═════ Stored records ═════

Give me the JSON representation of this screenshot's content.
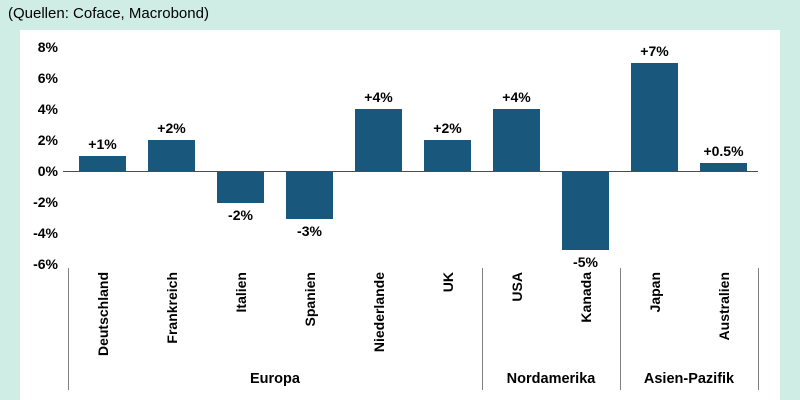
{
  "source_caption": "(Quellen: Coface, Macrobond)",
  "colors": {
    "page_background": "#CFEDE5",
    "plot_background": "#FFFFFF",
    "bar": "#19587C",
    "zero_line": "#4D4D4D",
    "separator": "#808080",
    "text": "#000000"
  },
  "chart_data": {
    "type": "bar",
    "title": "(Quellen: Coface, Macrobond)",
    "ylabel": "",
    "xlabel": "",
    "ylim": [
      -6,
      8
    ],
    "grid": false,
    "legend": false,
    "yticks": [
      8,
      6,
      4,
      2,
      0,
      -2,
      -4,
      -6
    ],
    "ytick_labels": [
      "8%",
      "6%",
      "4%",
      "2%",
      "0%",
      "-2%",
      "-4%",
      "-6%"
    ],
    "groups": [
      {
        "label": "Europa",
        "bars": [
          {
            "category": "Deutschland",
            "value": 1,
            "value_label": "+1%"
          },
          {
            "category": "Frankreich",
            "value": 2,
            "value_label": "+2%"
          },
          {
            "category": "Italien",
            "value": -2,
            "value_label": "-2%"
          },
          {
            "category": "Spanien",
            "value": -3,
            "value_label": "-3%"
          },
          {
            "category": "Niederlande",
            "value": 4,
            "value_label": "+4%"
          },
          {
            "category": "UK",
            "value": 2,
            "value_label": "+2%"
          }
        ]
      },
      {
        "label": "Nordamerika",
        "bars": [
          {
            "category": "USA",
            "value": 4,
            "value_label": "+4%"
          },
          {
            "category": "Kanada",
            "value": -5,
            "value_label": "-5%"
          }
        ]
      },
      {
        "label": "Asien-Pazifik",
        "bars": [
          {
            "category": "Japan",
            "value": 7,
            "value_label": "+7%"
          },
          {
            "category": "Australien",
            "value": 0.5,
            "value_label": "+0.5%"
          }
        ]
      }
    ]
  }
}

═════

### Aim
Extract from the material all lines containing the string "Macrobond".

### Output
  "source_caption": "(Quellen: Coface, Macrobond)",
    "title": "(Quellen: Coface, Macrobond)",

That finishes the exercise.